#### Source material:
Content starts
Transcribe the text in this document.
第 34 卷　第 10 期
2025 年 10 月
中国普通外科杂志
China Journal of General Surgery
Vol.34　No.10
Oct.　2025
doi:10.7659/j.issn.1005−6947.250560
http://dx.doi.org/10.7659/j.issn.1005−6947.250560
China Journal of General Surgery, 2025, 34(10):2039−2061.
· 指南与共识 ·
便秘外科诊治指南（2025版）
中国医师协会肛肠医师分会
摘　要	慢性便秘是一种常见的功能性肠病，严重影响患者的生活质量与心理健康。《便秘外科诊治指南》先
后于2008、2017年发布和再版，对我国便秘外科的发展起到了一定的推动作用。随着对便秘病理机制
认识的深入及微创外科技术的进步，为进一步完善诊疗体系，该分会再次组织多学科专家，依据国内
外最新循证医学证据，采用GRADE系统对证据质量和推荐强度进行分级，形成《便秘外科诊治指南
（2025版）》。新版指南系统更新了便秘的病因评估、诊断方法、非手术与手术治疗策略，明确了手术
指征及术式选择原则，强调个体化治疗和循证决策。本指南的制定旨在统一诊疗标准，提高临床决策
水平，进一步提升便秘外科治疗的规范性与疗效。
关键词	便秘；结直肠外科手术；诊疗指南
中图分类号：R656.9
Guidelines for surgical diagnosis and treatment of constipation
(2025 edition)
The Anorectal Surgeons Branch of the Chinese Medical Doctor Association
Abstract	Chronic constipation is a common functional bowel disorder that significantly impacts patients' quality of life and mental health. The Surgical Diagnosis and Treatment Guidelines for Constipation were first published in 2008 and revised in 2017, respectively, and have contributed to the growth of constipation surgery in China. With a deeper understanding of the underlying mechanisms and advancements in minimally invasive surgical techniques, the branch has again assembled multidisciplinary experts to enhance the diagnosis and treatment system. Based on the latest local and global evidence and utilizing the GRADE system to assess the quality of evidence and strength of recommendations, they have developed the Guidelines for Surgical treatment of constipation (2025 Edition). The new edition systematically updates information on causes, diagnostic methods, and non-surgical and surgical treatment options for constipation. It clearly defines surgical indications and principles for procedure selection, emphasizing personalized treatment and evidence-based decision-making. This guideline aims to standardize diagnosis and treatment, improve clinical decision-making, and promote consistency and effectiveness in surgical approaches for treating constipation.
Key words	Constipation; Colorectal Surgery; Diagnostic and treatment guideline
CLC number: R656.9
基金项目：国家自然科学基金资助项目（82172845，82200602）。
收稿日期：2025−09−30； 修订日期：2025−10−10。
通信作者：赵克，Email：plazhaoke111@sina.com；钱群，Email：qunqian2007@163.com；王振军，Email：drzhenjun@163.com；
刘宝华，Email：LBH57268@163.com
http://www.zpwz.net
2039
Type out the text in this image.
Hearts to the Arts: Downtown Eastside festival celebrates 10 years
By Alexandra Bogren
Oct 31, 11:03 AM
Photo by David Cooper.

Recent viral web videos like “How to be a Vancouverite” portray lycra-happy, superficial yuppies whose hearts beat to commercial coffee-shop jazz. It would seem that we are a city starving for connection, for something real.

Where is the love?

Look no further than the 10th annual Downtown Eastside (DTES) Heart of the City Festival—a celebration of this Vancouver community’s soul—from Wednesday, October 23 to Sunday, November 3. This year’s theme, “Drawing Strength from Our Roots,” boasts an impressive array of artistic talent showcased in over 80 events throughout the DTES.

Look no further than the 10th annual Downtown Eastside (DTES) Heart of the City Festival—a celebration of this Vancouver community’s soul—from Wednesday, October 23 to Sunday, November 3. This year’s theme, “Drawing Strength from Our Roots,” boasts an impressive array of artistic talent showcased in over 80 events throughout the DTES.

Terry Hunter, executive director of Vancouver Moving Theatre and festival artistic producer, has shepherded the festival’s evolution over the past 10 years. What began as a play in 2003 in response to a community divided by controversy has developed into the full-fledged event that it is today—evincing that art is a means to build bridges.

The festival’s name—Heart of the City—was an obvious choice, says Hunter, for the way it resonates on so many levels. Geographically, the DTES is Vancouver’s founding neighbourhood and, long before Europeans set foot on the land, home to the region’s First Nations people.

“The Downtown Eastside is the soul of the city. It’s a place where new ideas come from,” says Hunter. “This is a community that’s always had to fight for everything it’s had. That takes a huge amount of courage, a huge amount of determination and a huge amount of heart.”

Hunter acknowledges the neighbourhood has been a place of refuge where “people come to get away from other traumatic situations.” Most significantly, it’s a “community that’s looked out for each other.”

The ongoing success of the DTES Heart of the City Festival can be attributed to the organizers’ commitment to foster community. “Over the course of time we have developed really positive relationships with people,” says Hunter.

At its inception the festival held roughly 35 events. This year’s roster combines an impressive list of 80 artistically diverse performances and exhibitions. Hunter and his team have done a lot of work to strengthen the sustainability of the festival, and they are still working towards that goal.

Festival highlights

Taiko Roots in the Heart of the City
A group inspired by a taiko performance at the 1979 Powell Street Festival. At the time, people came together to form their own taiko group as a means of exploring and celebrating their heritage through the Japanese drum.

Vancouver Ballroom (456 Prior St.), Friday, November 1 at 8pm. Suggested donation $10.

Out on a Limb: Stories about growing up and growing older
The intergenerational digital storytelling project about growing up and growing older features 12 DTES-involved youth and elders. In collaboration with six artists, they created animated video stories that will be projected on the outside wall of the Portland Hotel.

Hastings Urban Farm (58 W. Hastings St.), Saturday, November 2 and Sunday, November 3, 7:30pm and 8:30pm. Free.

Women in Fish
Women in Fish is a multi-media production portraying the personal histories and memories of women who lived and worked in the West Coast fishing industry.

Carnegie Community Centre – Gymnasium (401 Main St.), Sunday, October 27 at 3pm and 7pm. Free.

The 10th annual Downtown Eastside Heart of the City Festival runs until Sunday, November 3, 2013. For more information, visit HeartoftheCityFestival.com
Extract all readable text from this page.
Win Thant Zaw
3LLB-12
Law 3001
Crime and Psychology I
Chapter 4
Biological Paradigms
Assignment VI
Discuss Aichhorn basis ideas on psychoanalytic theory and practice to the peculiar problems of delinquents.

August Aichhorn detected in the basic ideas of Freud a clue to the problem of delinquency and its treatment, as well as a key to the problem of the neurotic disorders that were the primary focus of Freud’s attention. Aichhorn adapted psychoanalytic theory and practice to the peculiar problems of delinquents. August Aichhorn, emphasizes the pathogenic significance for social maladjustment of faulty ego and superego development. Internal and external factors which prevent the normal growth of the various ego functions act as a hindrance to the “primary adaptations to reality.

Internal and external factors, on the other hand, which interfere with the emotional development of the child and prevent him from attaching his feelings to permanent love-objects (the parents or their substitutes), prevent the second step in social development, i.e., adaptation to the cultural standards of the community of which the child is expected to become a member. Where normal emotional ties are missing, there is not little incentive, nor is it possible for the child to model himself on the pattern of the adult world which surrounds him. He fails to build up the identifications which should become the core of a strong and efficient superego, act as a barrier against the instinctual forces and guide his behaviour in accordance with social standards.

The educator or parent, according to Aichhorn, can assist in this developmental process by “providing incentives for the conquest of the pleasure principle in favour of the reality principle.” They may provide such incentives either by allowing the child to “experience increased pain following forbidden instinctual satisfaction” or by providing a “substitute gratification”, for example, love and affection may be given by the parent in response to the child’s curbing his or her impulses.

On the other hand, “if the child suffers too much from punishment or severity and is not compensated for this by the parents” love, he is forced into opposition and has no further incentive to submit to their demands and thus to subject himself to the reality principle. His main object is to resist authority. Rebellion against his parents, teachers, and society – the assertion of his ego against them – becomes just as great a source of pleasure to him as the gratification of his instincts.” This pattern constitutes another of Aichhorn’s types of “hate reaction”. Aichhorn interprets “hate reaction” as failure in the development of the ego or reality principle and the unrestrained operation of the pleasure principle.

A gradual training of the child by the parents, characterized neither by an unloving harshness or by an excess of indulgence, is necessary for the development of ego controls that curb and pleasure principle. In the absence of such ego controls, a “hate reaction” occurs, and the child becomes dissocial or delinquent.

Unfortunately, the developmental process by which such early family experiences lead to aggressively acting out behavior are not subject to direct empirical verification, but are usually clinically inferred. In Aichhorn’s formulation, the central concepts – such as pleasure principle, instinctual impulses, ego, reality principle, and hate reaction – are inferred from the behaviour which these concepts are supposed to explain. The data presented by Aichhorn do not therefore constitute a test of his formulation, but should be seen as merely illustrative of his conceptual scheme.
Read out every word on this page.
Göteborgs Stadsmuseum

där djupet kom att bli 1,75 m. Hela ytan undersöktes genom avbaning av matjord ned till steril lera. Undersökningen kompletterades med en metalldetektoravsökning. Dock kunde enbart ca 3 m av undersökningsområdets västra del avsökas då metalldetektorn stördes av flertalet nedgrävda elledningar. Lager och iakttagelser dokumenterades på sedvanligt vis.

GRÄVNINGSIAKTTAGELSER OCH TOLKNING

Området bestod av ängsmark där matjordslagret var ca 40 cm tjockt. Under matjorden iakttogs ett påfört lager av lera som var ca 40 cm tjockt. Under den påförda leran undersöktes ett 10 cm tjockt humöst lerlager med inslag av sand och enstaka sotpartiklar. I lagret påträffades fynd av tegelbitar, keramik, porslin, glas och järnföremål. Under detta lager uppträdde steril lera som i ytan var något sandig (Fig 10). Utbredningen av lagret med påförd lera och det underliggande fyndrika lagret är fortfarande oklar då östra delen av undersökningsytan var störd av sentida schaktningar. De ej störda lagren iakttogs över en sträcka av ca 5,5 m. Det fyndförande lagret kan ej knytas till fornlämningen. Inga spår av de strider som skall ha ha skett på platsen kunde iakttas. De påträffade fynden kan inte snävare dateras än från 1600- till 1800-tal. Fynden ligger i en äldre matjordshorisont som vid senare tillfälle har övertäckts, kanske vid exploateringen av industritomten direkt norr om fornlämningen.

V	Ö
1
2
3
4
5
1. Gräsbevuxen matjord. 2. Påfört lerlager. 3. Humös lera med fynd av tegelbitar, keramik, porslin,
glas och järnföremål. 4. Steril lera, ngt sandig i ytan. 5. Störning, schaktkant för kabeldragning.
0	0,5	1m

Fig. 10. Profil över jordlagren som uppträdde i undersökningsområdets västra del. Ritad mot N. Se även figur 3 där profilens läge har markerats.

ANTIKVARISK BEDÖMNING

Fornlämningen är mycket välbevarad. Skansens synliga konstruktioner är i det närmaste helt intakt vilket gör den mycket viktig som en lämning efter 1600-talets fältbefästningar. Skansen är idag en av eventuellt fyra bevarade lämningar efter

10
Content ends
#### Aim of the task:
Work through the entries, filtering for the string "older", and copy each line that holds it.

#### Answer to the exercise:
Out on a Limb: Stories about growing up and growing older
The intergenerational digital storytelling project about growing up and growing older features 12 DTES-involved youth and elders. In collaboration with six artists, they created animated video stories that will be projected on the outside wall of the Portland Hotel.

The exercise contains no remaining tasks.